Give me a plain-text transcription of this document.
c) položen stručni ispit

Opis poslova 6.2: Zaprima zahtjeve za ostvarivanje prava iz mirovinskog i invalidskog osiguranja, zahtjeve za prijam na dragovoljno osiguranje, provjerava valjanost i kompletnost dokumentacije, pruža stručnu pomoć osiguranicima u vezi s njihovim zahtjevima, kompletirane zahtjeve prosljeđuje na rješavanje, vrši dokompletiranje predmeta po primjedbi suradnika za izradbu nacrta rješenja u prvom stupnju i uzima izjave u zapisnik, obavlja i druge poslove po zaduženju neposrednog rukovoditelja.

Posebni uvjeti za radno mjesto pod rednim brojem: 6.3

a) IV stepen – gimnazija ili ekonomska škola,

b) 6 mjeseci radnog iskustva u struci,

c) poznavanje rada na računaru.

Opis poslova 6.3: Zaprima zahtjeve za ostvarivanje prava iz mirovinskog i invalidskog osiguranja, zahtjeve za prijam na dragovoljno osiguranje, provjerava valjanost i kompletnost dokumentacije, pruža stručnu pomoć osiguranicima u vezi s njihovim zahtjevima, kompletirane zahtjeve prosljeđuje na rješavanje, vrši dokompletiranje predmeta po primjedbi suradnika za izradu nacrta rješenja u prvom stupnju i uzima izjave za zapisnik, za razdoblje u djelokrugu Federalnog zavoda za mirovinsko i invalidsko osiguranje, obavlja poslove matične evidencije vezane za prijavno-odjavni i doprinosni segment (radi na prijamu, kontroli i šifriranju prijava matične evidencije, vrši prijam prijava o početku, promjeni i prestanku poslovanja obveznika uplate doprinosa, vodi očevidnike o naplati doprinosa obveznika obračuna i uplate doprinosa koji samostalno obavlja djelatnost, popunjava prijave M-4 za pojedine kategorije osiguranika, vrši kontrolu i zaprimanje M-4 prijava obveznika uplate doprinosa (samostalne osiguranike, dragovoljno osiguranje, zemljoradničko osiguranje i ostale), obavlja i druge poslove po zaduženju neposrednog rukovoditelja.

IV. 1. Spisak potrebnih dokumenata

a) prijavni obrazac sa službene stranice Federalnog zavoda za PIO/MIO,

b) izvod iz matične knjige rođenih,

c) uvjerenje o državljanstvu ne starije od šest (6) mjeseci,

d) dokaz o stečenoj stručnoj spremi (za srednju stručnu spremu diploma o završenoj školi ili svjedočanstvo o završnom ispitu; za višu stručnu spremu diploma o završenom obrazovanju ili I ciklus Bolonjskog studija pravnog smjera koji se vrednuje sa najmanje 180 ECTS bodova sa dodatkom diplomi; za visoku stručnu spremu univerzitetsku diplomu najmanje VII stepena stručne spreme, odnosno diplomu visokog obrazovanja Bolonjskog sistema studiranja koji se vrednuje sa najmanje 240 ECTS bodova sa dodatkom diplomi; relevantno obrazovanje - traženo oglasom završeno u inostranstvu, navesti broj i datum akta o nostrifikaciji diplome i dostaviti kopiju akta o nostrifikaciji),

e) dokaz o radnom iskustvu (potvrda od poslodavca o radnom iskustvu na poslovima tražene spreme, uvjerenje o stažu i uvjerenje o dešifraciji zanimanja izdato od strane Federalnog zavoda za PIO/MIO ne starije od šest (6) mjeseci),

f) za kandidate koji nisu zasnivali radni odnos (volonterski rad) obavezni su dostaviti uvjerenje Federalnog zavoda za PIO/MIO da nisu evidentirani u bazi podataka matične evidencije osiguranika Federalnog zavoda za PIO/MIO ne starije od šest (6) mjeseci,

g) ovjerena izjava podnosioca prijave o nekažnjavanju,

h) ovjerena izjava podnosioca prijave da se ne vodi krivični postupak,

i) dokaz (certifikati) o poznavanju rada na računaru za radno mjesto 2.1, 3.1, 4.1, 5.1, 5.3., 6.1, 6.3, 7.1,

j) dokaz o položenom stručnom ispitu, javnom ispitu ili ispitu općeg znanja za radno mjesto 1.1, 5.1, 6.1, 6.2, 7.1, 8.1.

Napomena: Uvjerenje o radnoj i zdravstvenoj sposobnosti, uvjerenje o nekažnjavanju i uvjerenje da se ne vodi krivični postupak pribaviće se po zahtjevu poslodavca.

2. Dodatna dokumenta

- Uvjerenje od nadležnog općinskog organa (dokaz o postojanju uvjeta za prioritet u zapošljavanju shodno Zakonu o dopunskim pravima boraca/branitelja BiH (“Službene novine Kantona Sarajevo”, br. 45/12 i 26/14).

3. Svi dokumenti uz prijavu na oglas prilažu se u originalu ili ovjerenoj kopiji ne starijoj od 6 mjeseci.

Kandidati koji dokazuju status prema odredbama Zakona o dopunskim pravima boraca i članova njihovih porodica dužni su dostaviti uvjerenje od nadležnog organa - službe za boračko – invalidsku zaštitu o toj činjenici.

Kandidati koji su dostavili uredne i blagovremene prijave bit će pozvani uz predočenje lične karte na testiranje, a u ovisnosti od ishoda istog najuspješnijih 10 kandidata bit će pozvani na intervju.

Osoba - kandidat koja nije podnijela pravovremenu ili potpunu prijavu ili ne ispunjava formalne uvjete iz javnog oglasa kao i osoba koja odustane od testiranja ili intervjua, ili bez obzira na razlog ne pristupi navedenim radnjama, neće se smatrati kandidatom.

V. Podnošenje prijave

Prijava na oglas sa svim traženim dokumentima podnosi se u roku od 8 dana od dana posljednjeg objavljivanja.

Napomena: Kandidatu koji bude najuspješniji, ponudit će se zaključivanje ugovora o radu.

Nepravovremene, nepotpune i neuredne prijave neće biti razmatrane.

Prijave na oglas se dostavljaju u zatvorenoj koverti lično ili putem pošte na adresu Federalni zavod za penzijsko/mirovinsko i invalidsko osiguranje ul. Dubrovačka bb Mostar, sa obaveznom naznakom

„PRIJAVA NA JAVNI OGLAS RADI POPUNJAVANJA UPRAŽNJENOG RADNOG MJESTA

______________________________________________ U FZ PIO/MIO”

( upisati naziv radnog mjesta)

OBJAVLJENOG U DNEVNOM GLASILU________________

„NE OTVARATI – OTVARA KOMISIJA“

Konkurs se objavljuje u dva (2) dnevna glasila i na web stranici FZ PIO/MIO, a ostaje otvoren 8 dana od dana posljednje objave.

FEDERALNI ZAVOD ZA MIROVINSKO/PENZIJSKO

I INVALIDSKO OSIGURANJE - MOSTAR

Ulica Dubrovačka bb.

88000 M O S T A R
|---|
Reproduce every line of the material above exactly.

▶ Correct response
Give me a plain-text transcription of this document.
c) položen stručni ispit

Opis poslova 6.2: Zaprima zahtjeve za ostvarivanje prava iz mirovinskog i invalidskog osiguranja, zahtjeve za prijam na dragovoljno osiguranje, provjerava valjanost i kompletnost dokumentacije, pruža stručnu pomoć osiguranicima u vezi s njihovim zahtjevima, kompletirane zahtjeve prosljeđuje na rješavanje, vrši dokompletiranje predmeta po primjedbi suradnika za izradbu nacrta rješenja u prvom stupnju i uzima izjave u zapisnik, obavlja i druge poslove po zaduženju neposrednog rukovoditelja.

Posebni uvjeti za radno mjesto pod rednim brojem: 6.3

a) IV stepen – gimnazija ili ekonomska škola,

b) 6 mjeseci radnog iskustva u struci,

c) poznavanje rada na računaru.

Opis poslova 6.3: Zaprima zahtjeve za ostvarivanje prava iz mirovinskog i invalidskog osiguranja, zahtjeve za prijam na dragovoljno osiguranje, provjerava valjanost i kompletnost dokumentacije, pruža stručnu pomoć osiguranicima u vezi s njihovim zahtjevima, kompletirane zahtjeve prosljeđuje na rješavanje, vrši dokompletiranje predmeta po primjedbi suradnika za izradu nacrta rješenja u prvom stupnju i uzima izjave za zapisnik, za razdoblje u djelokrugu Federalnog zavoda za mirovinsko i invalidsko osiguranje, obavlja poslove matične evidencije vezane za prijavno-odjavni i doprinosni segment (radi na prijamu, kontroli i šifriranju prijava matične evidencije, vrši prijam prijava o početku, promjeni i prestanku poslovanja obveznika uplate doprinosa, vodi očevidnike o naplati doprinosa obveznika obračuna i uplate doprinosa koji samostalno obavlja djelatnost, popunjava prijave M-4 za pojedine kategorije osiguranika, vrši kontrolu i zaprimanje M-4 prijava obveznika uplate doprinosa (samostalne osiguranike, dragovoljno osiguranje, zemljoradničko osiguranje i ostale), obavlja i druge poslove po zaduženju neposrednog rukovoditelja.

IV. 1. Spisak potrebnih dokumenata

a) prijavni obrazac sa službene stranice Federalnog zavoda za PIO/MIO,

b) izvod iz matične knjige rođenih,

c) uvjerenje o državljanstvu ne starije od šest (6) mjeseci,

d) dokaz o stečenoj stručnoj spremi (za srednju stručnu spremu diploma o završenoj školi ili svjedočanstvo o završnom ispitu; za višu stručnu spremu diploma o završenom obrazovanju ili I ciklus Bolonjskog studija pravnog smjera koji se vrednuje sa najmanje 180 ECTS bodova sa dodatkom diplomi; za visoku stručnu spremu univerzitetsku diplomu najmanje VII stepena stručne spreme, odnosno diplomu visokog obrazovanja Bolonjskog sistema studiranja koji se vrednuje sa najmanje 240 ECTS bodova sa dodatkom diplomi; relevantno obrazovanje - traženo oglasom završeno u inostranstvu, navesti broj i datum akta o nostrifikaciji diplome i dostaviti kopiju akta o nostrifikaciji),

e) dokaz o radnom iskustvu (potvrda od poslodavca o radnom iskustvu na poslovima tražene spreme, uvjerenje o stažu i uvjerenje o dešifraciji zanimanja izdato od strane Federalnog zavoda za PIO/MIO ne starije od šest (6) mjeseci),

f) za kandidate koji nisu zasnivali radni odnos (volonterski rad) obavezni su dostaviti uvjerenje Federalnog zavoda za PIO/MIO da nisu evidentirani u bazi podataka matične evidencije osiguranika Federalnog zavoda za PIO/MIO ne starije od šest (6) mjeseci,

g) ovjerena izjava podnosioca prijave o nekažnjavanju,

h) ovjerena izjava podnosioca prijave da se ne vodi krivični postupak,

i) dokaz (certifikati) o poznavanju rada na računaru za radno mjesto 2.1, 3.1, 4.1, 5.1, 5.3., 6.1, 6.3, 7.1,

j) dokaz o položenom stručnom ispitu, javnom ispitu ili ispitu općeg znanja za radno mjesto 1.1, 5.1, 6.1, 6.2, 7.1, 8.1.

Napomena: Uvjerenje o radnoj i zdravstvenoj sposobnosti, uvjerenje o nekažnjavanju i uvjerenje da se ne vodi krivični postupak pribaviće se po zahtjevu poslodavca.

2. Dodatna dokumenta

- Uvjerenje od nadležnog općinskog organa (dokaz o postojanju uvjeta za prioritet u zapošljavanju shodno Zakonu o dopunskim pravima boraca/branitelja BiH (“Službene novine Kantona Sarajevo”, br. 45/12 i 26/14).

3. Svi dokumenti uz prijavu na oglas prilažu se u originalu ili ovjerenoj kopiji ne starijoj od 6 mjeseci.

Kandidati koji dokazuju status prema odredbama Zakona o dopunskim pravima boraca i članova njihovih porodica dužni su dostaviti uvjerenje od nadležnog organa - službe za boračko – invalidsku zaštitu o toj činjenici.

Kandidati koji su dostavili uredne i blagovremene prijave bit će pozvani uz predočenje lične karte na testiranje, a u ovisnosti od ishoda istog najuspješnijih 10 kandidata bit će pozvani na intervju.

Osoba - kandidat koja nije podnijela pravovremenu ili potpunu prijavu ili ne ispunjava formalne uvjete iz javnog oglasa kao i osoba koja odustane od testiranja ili intervjua, ili bez obzira na razlog ne pristupi navedenim radnjama, neće se smatrati kandidatom.

V. Podnošenje prijave

Prijava na oglas sa svim traženim dokumentima podnosi se u roku od 8 dana od dana posljednjeg objavljivanja.

Napomena: Kandidatu koji bude najuspješniji, ponudit će se zaključivanje ugovora o radu.

Nepravovremene, nepotpune i neuredne prijave neće biti razmatrane.

Prijave na oglas se dostavljaju u zatvorenoj koverti lično ili putem pošte na adresu Federalni zavod za penzijsko/mirovinsko i invalidsko osiguranje ul. Dubrovačka bb Mostar, sa obaveznom naznakom

„PRIJAVA NA JAVNI OGLAS RADI POPUNJAVANJA UPRAŽNJENOG RADNOG MJESTA

______________________________________________ U FZ PIO/MIO”

( upisati naziv radnog mjesta)

OBJAVLJENOG U DNEVNOM GLASILU________________

„NE OTVARATI – OTVARA KOMISIJA“

Konkurs se objavljuje u dva (2) dnevna glasila i na web stranici FZ PIO/MIO, a ostaje otvoren 8 dana od dana posljednje objave.

FEDERALNI ZAVOD ZA MIROVINSKO/PENZIJSKO

I INVALIDSKO OSIGURANJE - MOSTAR

Ulica Dubrovačka bb.

88000 M O S T A R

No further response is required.